─── INPUT DATA ───

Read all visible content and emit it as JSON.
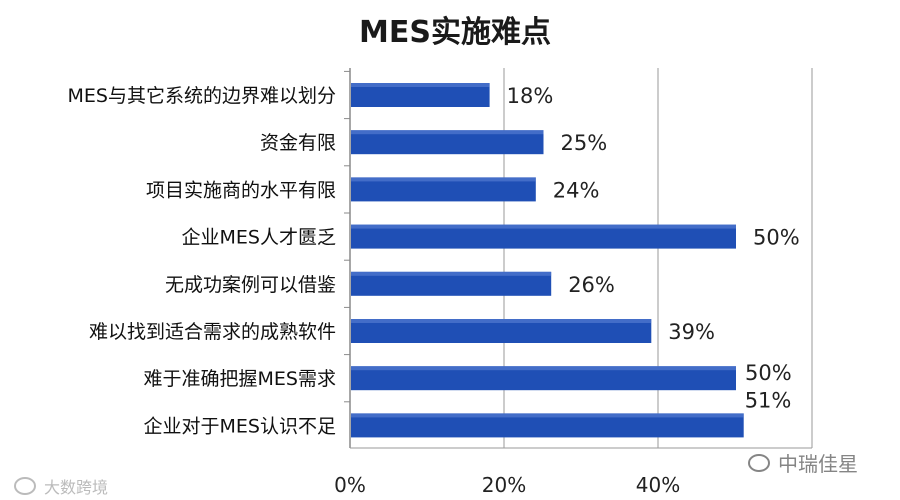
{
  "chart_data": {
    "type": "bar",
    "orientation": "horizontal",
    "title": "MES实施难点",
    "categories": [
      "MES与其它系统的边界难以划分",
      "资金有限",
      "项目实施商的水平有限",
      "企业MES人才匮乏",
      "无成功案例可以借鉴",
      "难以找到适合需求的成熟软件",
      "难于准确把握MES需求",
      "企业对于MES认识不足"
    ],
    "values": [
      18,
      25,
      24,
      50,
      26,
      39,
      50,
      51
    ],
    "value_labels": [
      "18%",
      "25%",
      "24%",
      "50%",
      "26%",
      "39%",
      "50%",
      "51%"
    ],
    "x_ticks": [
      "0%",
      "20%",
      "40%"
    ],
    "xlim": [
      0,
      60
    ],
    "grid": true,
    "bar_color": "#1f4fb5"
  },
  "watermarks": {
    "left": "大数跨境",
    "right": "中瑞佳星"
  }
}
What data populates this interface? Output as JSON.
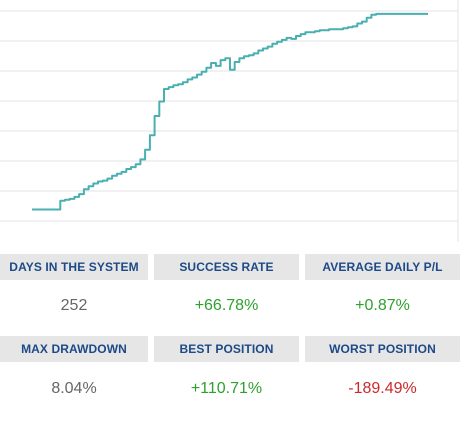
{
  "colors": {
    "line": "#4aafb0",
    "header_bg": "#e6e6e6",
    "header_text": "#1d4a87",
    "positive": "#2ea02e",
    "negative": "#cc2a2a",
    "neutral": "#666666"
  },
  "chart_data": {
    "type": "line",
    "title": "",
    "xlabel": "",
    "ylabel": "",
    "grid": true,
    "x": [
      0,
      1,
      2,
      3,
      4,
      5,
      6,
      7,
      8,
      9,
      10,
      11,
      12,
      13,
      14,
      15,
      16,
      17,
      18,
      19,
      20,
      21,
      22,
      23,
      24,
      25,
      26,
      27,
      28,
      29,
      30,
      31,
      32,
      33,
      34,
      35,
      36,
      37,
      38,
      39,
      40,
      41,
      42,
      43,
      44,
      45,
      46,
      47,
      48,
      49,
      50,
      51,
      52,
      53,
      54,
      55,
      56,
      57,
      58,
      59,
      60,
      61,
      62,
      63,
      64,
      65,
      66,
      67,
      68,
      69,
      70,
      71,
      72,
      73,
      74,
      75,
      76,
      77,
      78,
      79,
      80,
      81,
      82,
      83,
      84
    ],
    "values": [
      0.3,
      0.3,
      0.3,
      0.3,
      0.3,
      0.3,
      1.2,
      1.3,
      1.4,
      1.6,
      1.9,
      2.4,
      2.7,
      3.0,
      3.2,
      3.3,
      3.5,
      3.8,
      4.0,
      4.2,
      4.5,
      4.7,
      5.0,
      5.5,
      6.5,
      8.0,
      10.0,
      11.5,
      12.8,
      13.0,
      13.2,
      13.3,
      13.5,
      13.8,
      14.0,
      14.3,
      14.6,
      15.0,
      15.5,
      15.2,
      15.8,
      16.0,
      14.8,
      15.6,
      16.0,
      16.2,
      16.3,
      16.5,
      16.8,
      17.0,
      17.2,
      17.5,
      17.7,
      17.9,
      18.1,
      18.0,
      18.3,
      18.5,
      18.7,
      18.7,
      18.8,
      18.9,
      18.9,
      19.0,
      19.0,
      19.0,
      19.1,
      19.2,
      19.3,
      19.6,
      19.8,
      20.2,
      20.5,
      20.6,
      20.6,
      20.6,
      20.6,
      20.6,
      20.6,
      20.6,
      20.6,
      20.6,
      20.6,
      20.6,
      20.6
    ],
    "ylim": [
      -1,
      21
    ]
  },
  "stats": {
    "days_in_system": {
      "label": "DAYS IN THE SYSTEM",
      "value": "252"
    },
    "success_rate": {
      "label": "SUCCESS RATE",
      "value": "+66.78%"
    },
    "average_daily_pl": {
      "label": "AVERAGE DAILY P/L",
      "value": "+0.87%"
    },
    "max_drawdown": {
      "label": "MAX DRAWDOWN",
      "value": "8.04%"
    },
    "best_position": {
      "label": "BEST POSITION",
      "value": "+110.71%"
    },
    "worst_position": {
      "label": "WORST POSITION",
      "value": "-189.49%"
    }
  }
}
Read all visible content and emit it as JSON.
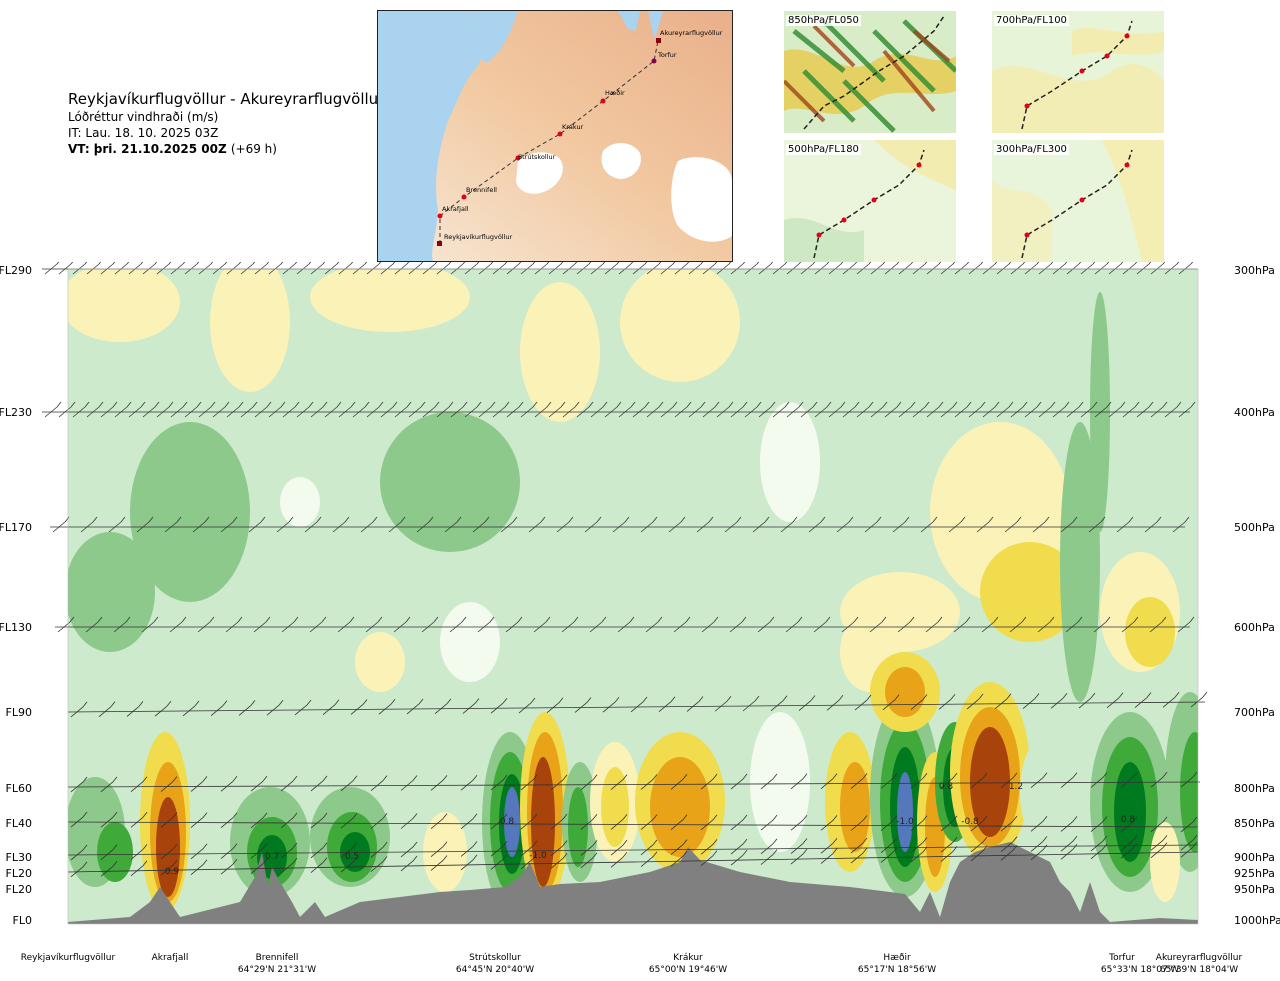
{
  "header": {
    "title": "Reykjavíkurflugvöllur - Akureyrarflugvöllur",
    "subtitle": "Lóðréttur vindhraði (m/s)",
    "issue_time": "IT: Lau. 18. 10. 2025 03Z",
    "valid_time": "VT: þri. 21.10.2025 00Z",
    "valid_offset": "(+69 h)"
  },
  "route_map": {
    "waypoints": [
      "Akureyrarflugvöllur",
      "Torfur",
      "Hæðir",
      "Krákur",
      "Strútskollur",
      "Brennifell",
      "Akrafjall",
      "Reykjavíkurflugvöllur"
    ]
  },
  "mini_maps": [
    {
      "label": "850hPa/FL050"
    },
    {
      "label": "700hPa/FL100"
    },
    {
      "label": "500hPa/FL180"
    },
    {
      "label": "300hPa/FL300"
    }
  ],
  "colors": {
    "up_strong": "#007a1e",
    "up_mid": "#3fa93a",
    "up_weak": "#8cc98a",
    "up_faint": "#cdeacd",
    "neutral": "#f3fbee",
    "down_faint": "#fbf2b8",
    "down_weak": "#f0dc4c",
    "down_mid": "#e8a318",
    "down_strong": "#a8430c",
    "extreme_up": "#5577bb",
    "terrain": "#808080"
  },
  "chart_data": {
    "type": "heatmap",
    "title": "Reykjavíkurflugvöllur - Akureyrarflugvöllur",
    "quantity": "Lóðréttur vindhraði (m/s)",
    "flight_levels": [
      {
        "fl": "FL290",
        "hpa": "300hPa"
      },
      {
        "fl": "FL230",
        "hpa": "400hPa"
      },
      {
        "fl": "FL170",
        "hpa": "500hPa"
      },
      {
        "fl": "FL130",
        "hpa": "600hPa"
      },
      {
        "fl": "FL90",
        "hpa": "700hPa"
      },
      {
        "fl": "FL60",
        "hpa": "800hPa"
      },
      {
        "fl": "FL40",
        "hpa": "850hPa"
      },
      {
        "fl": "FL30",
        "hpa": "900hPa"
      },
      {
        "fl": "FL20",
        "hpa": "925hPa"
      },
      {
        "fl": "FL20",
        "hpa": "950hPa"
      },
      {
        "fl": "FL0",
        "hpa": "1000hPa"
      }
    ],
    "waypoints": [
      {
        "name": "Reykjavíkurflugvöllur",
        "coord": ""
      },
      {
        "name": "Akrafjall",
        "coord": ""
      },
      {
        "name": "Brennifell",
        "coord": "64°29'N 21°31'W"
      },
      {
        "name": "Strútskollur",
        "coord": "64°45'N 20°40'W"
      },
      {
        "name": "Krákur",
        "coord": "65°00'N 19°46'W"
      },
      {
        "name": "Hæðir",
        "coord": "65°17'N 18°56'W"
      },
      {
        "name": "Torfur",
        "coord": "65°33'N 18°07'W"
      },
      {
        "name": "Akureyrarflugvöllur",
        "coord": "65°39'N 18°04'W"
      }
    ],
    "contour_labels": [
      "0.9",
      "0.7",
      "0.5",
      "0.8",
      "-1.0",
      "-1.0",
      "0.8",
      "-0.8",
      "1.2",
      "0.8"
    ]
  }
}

───

● PROBLEM REQUIREMENTS: Quote the records in full and exactly; skip any image.

● EXPECTED ANSWER:
Read all visible content and emit it as JSON.
{
  "chart_data": {
    "type": "bar",
    "orientation": "horizontal",
    "title": "MES实施难点",
    "categories": [
      "MES与其它系统的边界难以划分",
      "资金有限",
      "项目实施商的水平有限",
      "企业MES人才匮乏",
      "无成功案例可以借鉴",
      "难以找到适合需求的成熟软件",
      "难于准确把握MES需求",
      "企业对于MES认识不足"
    ],
    "values": [
      18,
      25,
      24,
      50,
      26,
      39,
      50,
      51
    ],
    "value_labels": [
      "18%",
      "25%",
      "24%",
      "50%",
      "26%",
      "39%",
      "50%",
      "51%"
    ],
    "x_ticks": [
      "0%",
      "20%",
      "40%"
    ],
    "xlim": [
      0,
      60
    ],
    "grid": true,
    "bar_color": "#1f4fb5"
  },
  "watermarks": {
    "left": "大数跨境",
    "right": "中瑞佳星"
  }
}
What data populates this interface? Output as JSON.
{
  "colors": {
    "line": "#4aafb0",
    "header_bg": "#e6e6e6",
    "header_text": "#1d4a87",
    "positive": "#2ea02e",
    "negative": "#cc2a2a",
    "neutral": "#666666"
  },
  "chart_data": {
    "type": "line",
    "title": "",
    "xlabel": "",
    "ylabel": "",
    "grid": true,
    "x": [
      0,
      1,
      2,
      3,
      4,
      5,
      6,
      7,
      8,
      9,
      10,
      11,
      12,
      13,
      14,
      15,
      16,
      17,
      18,
      19,
      20,
      21,
      22,
      23,
      24,
      25,
      26,
      27,
      28,
      29,
      30,
      31,
      32,
      33,
      34,
      35,
      36,
      37,
      38,
      39,
      40,
      41,
      42,
      43,
      44,
      45,
      46,
      47,
      48,
      49,
      50,
      51,
      52,
      53,
      54,
      55,
      56,
      57,
      58,
      59,
      60,
      61,
      62,
      63,
      64,
      65,
      66,
      67,
      68,
      69,
      70,
      71,
      72,
      73,
      74,
      75,
      76,
      77,
      78,
      79,
      80,
      81,
      82,
      83,
      84
    ],
    "values": [
      0.3,
      0.3,
      0.3,
      0.3,
      0.3,
      0.3,
      1.2,
      1.3,
      1.4,
      1.6,
      1.9,
      2.4,
      2.7,
      3.0,
      3.2,
      3.3,
      3.5,
      3.8,
      4.0,
      4.2,
      4.5,
      4.7,
      5.0,
      5.5,
      6.5,
      8.0,
      10.0,
      11.5,
      12.8,
      13.0,
      13.2,
      13.3,
      13.5,
      13.8,
      14.0,
      14.3,
      14.6,
      15.0,
      15.5,
      15.2,
      15.8,
      16.0,
      14.8,
      15.6,
      16.0,
      16.2,
      16.3,
      16.5,
      16.8,
      17.0,
      17.2,
      17.5,
      17.7,
      17.9,
      18.1,
      18.0,
      18.3,
      18.5,
      18.7,
      18.7,
      18.8,
      18.9,
      18.9,
      19.0,
      19.0,
      19.0,
      19.1,
      19.2,
      19.3,
      19.6,
      19.8,
      20.2,
      20.5,
      20.6,
      20.6,
      20.6,
      20.6,
      20.6,
      20.6,
      20.6,
      20.6,
      20.6,
      20.6,
      20.6,
      20.6
    ],
    "ylim": [
      -1,
      21
    ]
  },
  "stats": {
    "days_in_system": {
      "label": "DAYS IN THE SYSTEM",
      "value": "252"
    },
    "success_rate": {
      "label": "SUCCESS RATE",
      "value": "+66.78%"
    },
    "average_daily_pl": {
      "label": "AVERAGE DAILY P/L",
      "value": "+0.87%"
    },
    "max_drawdown": {
      "label": "MAX DRAWDOWN",
      "value": "8.04%"
    },
    "best_position": {
      "label": "BEST POSITION",
      "value": "+110.71%"
    },
    "worst_position": {
      "label": "WORST POSITION",
      "value": "-189.49%"
    }
  }
}
Read all visible content and emit it as JSON.
{
  "header": {
    "title": "Reykjavíkurflugvöllur - Akureyrarflugvöllur",
    "subtitle": "Lóðréttur vindhraði (m/s)",
    "issue_time": "IT: Lau. 18. 10. 2025 03Z",
    "valid_time": "VT: þri. 21.10.2025 00Z",
    "valid_offset": "(+69 h)"
  },
  "route_map": {
    "waypoints": [
      "Akureyrarflugvöllur",
      "Torfur",
      "Hæðir",
      "Krákur",
      "Strútskollur",
      "Brennifell",
      "Akrafjall",
      "Reykjavíkurflugvöllur"
    ]
  },
  "mini_maps": [
    {
      "label": "850hPa/FL050"
    },
    {
      "label": "700hPa/FL100"
    },
    {
      "label": "500hPa/FL180"
    },
    {
      "label": "300hPa/FL300"
    }
  ],
  "colors": {
    "up_strong": "#007a1e",
    "up_mid": "#3fa93a",
    "up_weak": "#8cc98a",
    "up_faint": "#cdeacd",
    "neutral": "#f3fbee",
    "down_faint": "#fbf2b8",
    "down_weak": "#f0dc4c",
    "down_mid": "#e8a318",
    "down_strong": "#a8430c",
    "extreme_up": "#5577bb",
    "terrain": "#808080"
  },
  "chart_data": {
    "type": "heatmap",
    "title": "Reykjavíkurflugvöllur - Akureyrarflugvöllur",
    "quantity": "Lóðréttur vindhraði (m/s)",
    "flight_levels": [
      {
        "fl": "FL290",
        "hpa": "300hPa"
      },
      {
        "fl": "FL230",
        "hpa": "400hPa"
      },
      {
        "fl": "FL170",
        "hpa": "500hPa"
      },
      {
        "fl": "FL130",
        "hpa": "600hPa"
      },
      {
        "fl": "FL90",
        "hpa": "700hPa"
      },
      {
        "fl": "FL60",
        "hpa": "800hPa"
      },
      {
        "fl": "FL40",
        "hpa": "850hPa"
      },
      {
        "fl": "FL30",
        "hpa": "900hPa"
      },
      {
        "fl": "FL20",
        "hpa": "925hPa"
      },
      {
        "fl": "FL20",
        "hpa": "950hPa"
      },
      {
        "fl": "FL0",
        "hpa": "1000hPa"
      }
    ],
    "waypoints": [
      {
        "name": "Reykjavíkurflugvöllur",
        "coord": ""
      },
      {
        "name": "Akrafjall",
        "coord": ""
      },
      {
        "name": "Brennifell",
        "coord": "64°29'N 21°31'W"
      },
      {
        "name": "Strútskollur",
        "coord": "64°45'N 20°40'W"
      },
      {
        "name": "Krákur",
        "coord": "65°00'N 19°46'W"
      },
      {
        "name": "Hæðir",
        "coord": "65°17'N 18°56'W"
      },
      {
        "name": "Torfur",
        "coord": "65°33'N 18°07'W"
      },
      {
        "name": "Akureyrarflugvöllur",
        "coord": "65°39'N 18°04'W"
      }
    ],
    "contour_labels": [
      "0.9",
      "0.7",
      "0.5",
      "0.8",
      "-1.0",
      "-1.0",
      "0.8",
      "-0.8",
      "1.2",
      "0.8"
    ]
  }
}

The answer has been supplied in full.